▶ [Source data]
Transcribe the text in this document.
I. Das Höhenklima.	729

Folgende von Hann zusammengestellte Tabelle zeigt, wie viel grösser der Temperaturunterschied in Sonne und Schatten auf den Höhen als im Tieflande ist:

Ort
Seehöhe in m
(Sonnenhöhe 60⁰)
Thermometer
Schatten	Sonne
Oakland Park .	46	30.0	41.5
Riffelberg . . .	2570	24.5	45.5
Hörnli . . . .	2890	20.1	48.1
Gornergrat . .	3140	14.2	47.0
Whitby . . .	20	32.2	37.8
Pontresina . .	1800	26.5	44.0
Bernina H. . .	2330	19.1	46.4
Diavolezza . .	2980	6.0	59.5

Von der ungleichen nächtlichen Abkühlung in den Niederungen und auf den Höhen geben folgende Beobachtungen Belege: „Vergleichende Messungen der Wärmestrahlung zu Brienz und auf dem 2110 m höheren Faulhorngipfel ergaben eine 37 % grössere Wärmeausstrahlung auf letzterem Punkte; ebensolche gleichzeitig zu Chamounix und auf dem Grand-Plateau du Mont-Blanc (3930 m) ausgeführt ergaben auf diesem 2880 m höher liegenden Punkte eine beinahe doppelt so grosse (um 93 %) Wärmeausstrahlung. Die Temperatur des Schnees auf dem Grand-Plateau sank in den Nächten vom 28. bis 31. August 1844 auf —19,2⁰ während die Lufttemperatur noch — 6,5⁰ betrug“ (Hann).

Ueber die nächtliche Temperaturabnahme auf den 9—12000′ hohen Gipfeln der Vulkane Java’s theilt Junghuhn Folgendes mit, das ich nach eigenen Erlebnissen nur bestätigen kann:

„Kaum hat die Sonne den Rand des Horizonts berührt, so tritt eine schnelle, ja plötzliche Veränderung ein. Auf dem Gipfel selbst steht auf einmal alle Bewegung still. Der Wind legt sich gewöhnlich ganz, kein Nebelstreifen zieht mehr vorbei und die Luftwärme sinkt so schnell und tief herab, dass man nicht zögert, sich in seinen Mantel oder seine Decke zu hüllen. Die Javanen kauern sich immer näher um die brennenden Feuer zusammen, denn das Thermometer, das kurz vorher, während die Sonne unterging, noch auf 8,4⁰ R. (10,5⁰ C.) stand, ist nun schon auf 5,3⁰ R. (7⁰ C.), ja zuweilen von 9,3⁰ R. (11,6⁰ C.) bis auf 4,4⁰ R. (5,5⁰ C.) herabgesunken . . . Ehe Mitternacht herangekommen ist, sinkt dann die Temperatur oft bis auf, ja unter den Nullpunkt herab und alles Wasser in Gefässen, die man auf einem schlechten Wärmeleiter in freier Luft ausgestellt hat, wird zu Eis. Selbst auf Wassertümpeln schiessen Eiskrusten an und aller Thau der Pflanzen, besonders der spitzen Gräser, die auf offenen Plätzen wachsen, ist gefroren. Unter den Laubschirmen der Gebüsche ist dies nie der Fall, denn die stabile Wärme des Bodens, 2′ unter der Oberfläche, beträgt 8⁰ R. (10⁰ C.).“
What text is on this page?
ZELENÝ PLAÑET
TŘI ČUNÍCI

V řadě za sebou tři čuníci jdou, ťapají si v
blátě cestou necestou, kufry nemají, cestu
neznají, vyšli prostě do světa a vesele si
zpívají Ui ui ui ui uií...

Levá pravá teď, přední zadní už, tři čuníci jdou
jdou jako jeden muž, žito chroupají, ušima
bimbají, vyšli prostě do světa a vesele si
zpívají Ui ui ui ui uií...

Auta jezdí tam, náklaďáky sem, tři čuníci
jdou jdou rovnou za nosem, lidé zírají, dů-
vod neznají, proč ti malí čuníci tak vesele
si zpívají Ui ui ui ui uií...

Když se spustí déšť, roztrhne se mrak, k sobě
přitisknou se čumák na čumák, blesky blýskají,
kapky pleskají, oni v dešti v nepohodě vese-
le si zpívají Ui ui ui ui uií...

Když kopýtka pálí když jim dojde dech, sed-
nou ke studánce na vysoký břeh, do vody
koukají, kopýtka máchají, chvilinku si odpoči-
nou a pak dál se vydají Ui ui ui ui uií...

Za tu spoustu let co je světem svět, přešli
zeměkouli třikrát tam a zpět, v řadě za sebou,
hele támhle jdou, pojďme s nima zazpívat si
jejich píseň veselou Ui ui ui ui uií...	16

▶ [Task prompt] Give back the whole listing, word for word.

▶ [Full solution]
Transcribe the text in this document.
I. Das Höhenklima.	729

Folgende von Hann zusammengestellte Tabelle zeigt, wie viel grösser der Temperaturunterschied in Sonne und Schatten auf den Höhen als im Tieflande ist:

Ort
Seehöhe in m
(Sonnenhöhe 60⁰)
Thermometer
Schatten	Sonne
Oakland Park .	46	30.0	41.5
Riffelberg . . .	2570	24.5	45.5
Hörnli . . . .	2890	20.1	48.1
Gornergrat . .	3140	14.2	47.0
Whitby . . .	20	32.2	37.8
Pontresina . .	1800	26.5	44.0
Bernina H. . .	2330	19.1	46.4
Diavolezza . .	2980	6.0	59.5

Von der ungleichen nächtlichen Abkühlung in den Niederungen und auf den Höhen geben folgende Beobachtungen Belege: „Vergleichende Messungen der Wärmestrahlung zu Brienz und auf dem 2110 m höheren Faulhorngipfel ergaben eine 37 % grössere Wärmeausstrahlung auf letzterem Punkte; ebensolche gleichzeitig zu Chamounix und auf dem Grand-Plateau du Mont-Blanc (3930 m) ausgeführt ergaben auf diesem 2880 m höher liegenden Punkte eine beinahe doppelt so grosse (um 93 %) Wärmeausstrahlung. Die Temperatur des Schnees auf dem Grand-Plateau sank in den Nächten vom 28. bis 31. August 1844 auf —19,2⁰ während die Lufttemperatur noch — 6,5⁰ betrug“ (Hann).

Ueber die nächtliche Temperaturabnahme auf den 9—12000′ hohen Gipfeln der Vulkane Java’s theilt Junghuhn Folgendes mit, das ich nach eigenen Erlebnissen nur bestätigen kann:

„Kaum hat die Sonne den Rand des Horizonts berührt, so tritt eine schnelle, ja plötzliche Veränderung ein. Auf dem Gipfel selbst steht auf einmal alle Bewegung still. Der Wind legt sich gewöhnlich ganz, kein Nebelstreifen zieht mehr vorbei und die Luftwärme sinkt so schnell und tief herab, dass man nicht zögert, sich in seinen Mantel oder seine Decke zu hüllen. Die Javanen kauern sich immer näher um die brennenden Feuer zusammen, denn das Thermometer, das kurz vorher, während die Sonne unterging, noch auf 8,4⁰ R. (10,5⁰ C.) stand, ist nun schon auf 5,3⁰ R. (7⁰ C.), ja zuweilen von 9,3⁰ R. (11,6⁰ C.) bis auf 4,4⁰ R. (5,5⁰ C.) herabgesunken . . . Ehe Mitternacht herangekommen ist, sinkt dann die Temperatur oft bis auf, ja unter den Nullpunkt herab und alles Wasser in Gefässen, die man auf einem schlechten Wärmeleiter in freier Luft ausgestellt hat, wird zu Eis. Selbst auf Wassertümpeln schiessen Eiskrusten an und aller Thau der Pflanzen, besonders der spitzen Gräser, die auf offenen Plätzen wachsen, ist gefroren. Unter den Laubschirmen der Gebüsche ist dies nie der Fall, denn die stabile Wärme des Bodens, 2′ unter der Oberfläche, beträgt 8⁰ R. (10⁰ C.).“
What text is on this page?
ZELENÝ PLAÑET
TŘI ČUNÍCI

V řadě za sebou tři čuníci jdou, ťapají si v
blátě cestou necestou, kufry nemají, cestu
neznají, vyšli prostě do světa a vesele si
zpívají Ui ui ui ui uií...

Levá pravá teď, přední zadní už, tři čuníci jdou
jdou jako jeden muž, žito chroupají, ušima
bimbají, vyšli prostě do světa a vesele si
zpívají Ui ui ui ui uií...

Auta jezdí tam, náklaďáky sem, tři čuníci
jdou jdou rovnou za nosem, lidé zírají, dů-
vod neznají, proč ti malí čuníci tak vesele
si zpívají Ui ui ui ui uií...

Když se spustí déšť, roztrhne se mrak, k sobě
přitisknou se čumák na čumák, blesky blýskají,
kapky pleskají, oni v dešti v nepohodě vese-
le si zpívají Ui ui ui ui uií...

Když kopýtka pálí když jim dojde dech, sed-
nou ke studánce na vysoký břeh, do vody
koukají, kopýtka máchají, chvilinku si odpoči-
nou a pak dál se vydají Ui ui ui ui uií...

Za tu spoustu let co je světem svět, přešli
zeměkouli třikrát tam a zpět, v řadě za sebou,
hele támhle jdou, pojďme s nima zazpívat si
jejich píseň veselou Ui ui ui ui uií...	16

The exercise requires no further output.